▶ **Instruksi**: Ubah "toggle-knob" menjadi "switch-knob" pada baris-baris catatan mulai dari baris yang memuat "header: 个性化 ? (0, 60, 800, 144)" sampai dengan baris yang memuat "tab-basic[interactable]: 基础 (96, 180, 162, 225)". Tuliskan kembali baris-baris itu saja dan biarkan semua bagian lainnya tetap sama.

▶ **Catatan Tugas Ini**:
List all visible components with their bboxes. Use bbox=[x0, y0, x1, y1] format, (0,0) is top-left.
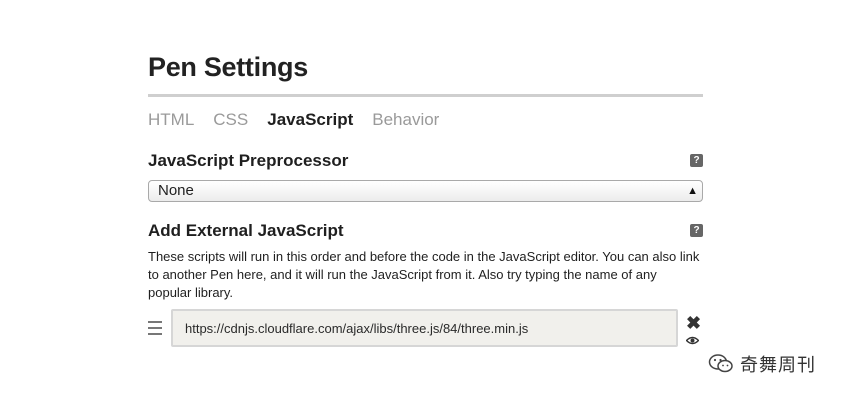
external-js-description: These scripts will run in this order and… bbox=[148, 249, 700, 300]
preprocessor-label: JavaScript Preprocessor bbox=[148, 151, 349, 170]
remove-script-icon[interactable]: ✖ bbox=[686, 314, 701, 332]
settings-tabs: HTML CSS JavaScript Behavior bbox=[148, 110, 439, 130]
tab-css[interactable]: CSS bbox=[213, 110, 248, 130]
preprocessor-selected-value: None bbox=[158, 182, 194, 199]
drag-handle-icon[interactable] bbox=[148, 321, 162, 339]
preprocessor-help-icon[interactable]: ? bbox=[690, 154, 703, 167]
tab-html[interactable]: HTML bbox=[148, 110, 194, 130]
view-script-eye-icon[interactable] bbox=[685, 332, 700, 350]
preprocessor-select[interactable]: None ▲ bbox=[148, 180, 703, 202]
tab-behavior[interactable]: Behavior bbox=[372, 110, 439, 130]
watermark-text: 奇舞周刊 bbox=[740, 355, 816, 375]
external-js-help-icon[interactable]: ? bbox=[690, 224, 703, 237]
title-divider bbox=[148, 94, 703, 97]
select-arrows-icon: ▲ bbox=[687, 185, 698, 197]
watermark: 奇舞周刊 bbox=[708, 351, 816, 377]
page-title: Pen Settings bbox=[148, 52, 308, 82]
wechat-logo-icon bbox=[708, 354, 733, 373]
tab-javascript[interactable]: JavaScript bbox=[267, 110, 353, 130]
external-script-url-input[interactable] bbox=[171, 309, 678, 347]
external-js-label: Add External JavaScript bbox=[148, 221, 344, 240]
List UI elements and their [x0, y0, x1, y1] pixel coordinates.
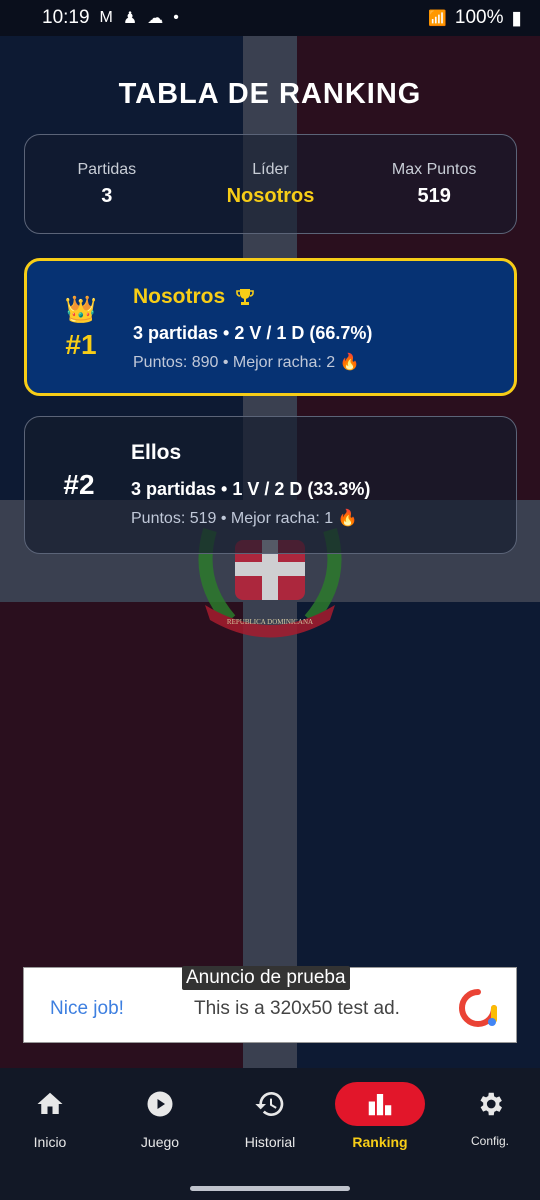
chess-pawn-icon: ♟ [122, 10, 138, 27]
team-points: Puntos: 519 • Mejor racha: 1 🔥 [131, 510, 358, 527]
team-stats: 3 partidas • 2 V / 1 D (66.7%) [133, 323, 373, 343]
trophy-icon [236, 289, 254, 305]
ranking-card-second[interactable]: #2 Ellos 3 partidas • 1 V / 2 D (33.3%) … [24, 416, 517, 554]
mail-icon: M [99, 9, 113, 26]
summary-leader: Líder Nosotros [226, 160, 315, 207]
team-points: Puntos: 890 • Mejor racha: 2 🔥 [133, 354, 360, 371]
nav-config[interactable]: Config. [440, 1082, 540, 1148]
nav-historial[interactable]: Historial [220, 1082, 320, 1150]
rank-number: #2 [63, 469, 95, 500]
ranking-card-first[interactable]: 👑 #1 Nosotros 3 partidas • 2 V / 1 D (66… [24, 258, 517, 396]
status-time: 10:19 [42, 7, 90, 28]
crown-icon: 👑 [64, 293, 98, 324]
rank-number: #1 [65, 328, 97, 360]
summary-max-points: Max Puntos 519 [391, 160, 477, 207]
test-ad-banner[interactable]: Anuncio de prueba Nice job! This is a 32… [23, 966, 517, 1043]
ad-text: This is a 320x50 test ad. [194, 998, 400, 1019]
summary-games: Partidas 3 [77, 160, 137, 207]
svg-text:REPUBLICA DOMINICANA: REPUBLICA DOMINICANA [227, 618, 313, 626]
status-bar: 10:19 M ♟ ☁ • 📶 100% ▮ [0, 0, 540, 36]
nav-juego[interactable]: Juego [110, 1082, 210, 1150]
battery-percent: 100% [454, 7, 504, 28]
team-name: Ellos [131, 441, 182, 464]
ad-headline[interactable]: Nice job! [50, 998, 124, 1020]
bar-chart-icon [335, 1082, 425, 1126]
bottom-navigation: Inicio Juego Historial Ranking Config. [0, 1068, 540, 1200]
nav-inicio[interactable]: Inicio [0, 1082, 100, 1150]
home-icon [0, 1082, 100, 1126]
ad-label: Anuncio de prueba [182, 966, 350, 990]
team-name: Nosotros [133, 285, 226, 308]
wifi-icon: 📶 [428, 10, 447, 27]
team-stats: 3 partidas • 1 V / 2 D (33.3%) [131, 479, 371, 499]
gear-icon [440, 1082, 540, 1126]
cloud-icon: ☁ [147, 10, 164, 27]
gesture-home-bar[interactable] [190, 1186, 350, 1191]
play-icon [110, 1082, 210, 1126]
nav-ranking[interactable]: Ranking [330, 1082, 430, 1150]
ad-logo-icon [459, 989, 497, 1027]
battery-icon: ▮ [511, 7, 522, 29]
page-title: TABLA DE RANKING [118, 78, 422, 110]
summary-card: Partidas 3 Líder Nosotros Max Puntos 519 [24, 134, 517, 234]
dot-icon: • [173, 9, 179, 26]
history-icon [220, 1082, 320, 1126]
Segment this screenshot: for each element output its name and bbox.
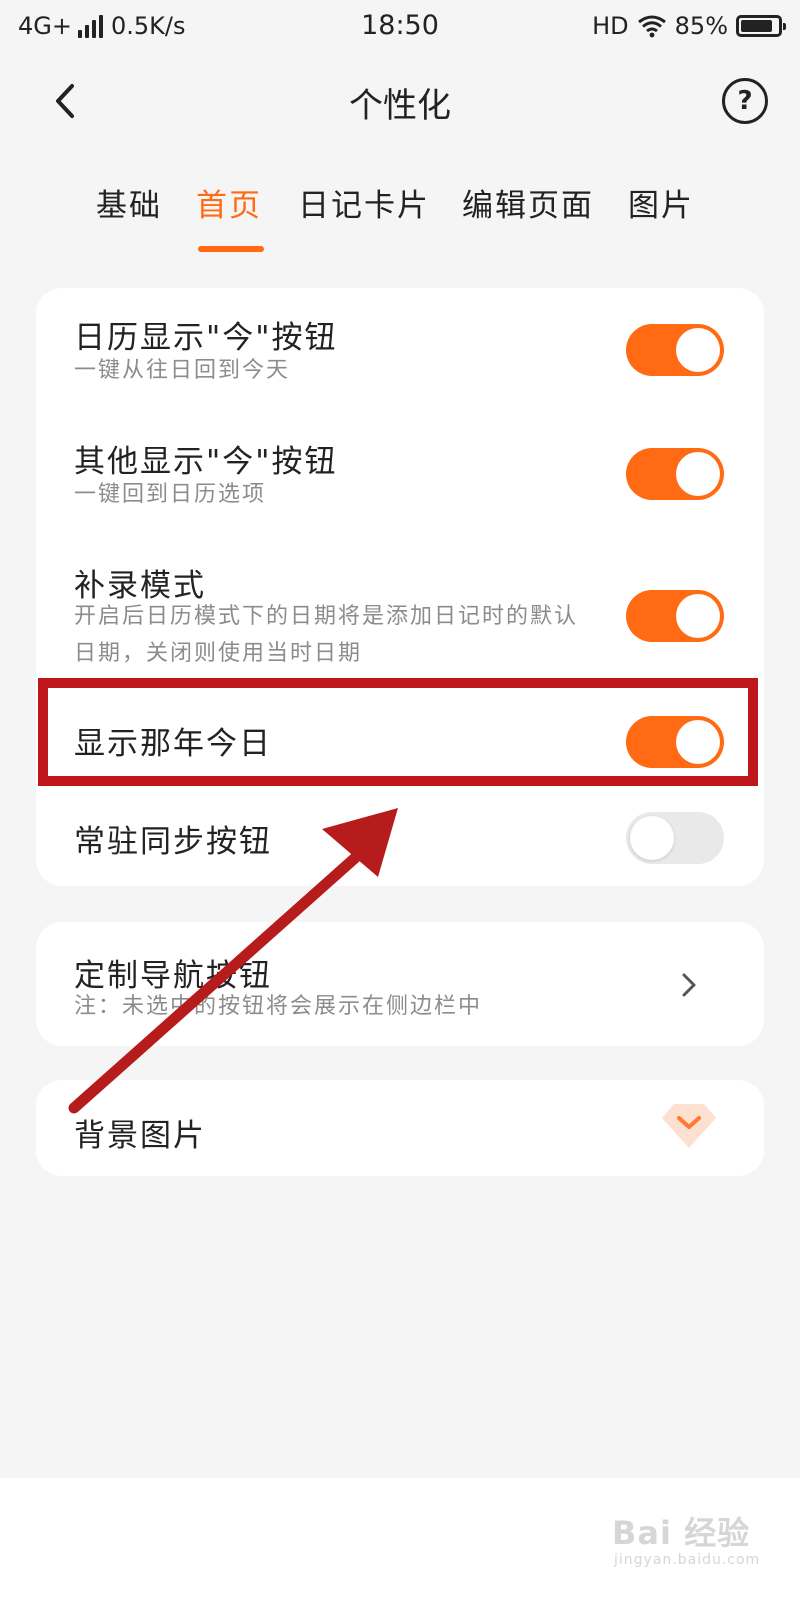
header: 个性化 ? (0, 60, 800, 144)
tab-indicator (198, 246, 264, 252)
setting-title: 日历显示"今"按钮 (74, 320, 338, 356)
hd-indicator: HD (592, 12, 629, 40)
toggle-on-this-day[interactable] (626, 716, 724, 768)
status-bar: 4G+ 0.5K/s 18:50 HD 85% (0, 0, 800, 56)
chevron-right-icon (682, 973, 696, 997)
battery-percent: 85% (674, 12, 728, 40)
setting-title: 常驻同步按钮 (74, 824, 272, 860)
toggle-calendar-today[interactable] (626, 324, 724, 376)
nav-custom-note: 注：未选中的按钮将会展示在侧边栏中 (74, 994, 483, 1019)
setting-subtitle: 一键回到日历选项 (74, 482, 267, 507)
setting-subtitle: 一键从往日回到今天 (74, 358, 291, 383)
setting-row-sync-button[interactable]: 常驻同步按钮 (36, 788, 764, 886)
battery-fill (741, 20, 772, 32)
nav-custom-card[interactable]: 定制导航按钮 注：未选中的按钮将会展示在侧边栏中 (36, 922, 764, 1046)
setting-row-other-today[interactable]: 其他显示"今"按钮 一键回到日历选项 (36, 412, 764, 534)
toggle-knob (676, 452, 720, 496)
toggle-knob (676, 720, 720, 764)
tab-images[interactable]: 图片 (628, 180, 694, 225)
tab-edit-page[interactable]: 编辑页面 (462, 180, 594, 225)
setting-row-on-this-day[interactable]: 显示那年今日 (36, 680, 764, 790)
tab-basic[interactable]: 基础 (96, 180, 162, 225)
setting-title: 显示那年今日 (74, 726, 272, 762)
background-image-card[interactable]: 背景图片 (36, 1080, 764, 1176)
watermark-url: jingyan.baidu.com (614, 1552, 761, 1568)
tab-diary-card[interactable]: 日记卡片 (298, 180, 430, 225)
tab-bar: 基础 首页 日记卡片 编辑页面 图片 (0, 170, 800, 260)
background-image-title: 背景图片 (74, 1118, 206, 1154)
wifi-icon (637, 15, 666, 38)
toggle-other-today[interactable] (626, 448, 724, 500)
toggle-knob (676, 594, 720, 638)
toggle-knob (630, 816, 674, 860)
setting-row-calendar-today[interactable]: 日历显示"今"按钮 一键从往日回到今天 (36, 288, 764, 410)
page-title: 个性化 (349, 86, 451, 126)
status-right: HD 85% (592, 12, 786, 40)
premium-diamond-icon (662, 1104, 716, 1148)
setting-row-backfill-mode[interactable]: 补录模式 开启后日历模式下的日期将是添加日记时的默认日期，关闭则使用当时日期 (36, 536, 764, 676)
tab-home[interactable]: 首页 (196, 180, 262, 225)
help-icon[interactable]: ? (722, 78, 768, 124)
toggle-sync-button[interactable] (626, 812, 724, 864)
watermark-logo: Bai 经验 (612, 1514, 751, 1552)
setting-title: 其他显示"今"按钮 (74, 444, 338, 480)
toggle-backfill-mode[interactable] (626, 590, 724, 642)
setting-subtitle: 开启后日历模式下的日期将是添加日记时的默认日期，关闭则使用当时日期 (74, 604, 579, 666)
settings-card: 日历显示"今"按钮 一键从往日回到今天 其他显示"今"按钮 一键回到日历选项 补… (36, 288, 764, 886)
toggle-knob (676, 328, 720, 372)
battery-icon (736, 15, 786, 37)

▶ **Jawaban Lengkap**:
header: 个性化 ? (0, 60, 800, 144)
tab-indicator (198, 246, 264, 252)
setting-title: 日历显示"今"按钮 (74, 320, 338, 356)
hd-indicator: HD (592, 12, 629, 40)
toggle-on-this-day[interactable] (626, 716, 724, 768)
status-bar: 4G+ 0.5K/s 18:50 HD 85% (0, 0, 800, 56)
chevron-right-icon (682, 973, 696, 997)
battery-percent: 85% (674, 12, 728, 40)
setting-title: 常驻同步按钮 (74, 824, 272, 860)
toggle-calendar-today[interactable] (626, 324, 724, 376)
nav-custom-note: 注：未选中的按钮将会展示在侧边栏中 (74, 994, 483, 1019)
setting-subtitle: 一键回到日历选项 (74, 482, 267, 507)
setting-subtitle: 一键从往日回到今天 (74, 358, 291, 383)
setting-row-sync-button[interactable]: 常驻同步按钮 (36, 788, 764, 886)
battery-fill (741, 20, 772, 32)
nav-custom-card[interactable]: 定制导航按钮 注：未选中的按钮将会展示在侧边栏中 (36, 922, 764, 1046)
setting-row-other-today[interactable]: 其他显示"今"按钮 一键回到日历选项 (36, 412, 764, 534)
switch-knob (676, 452, 720, 496)
switch-knob (676, 720, 720, 764)
tab-images[interactable]: 图片 (628, 180, 694, 225)
tab-edit-page[interactable]: 编辑页面 (462, 180, 594, 225)
setting-row-on-this-day[interactable]: 显示那年今日 (36, 680, 764, 790)
tab-basic[interactable]: 基础 (96, 180, 162, 225)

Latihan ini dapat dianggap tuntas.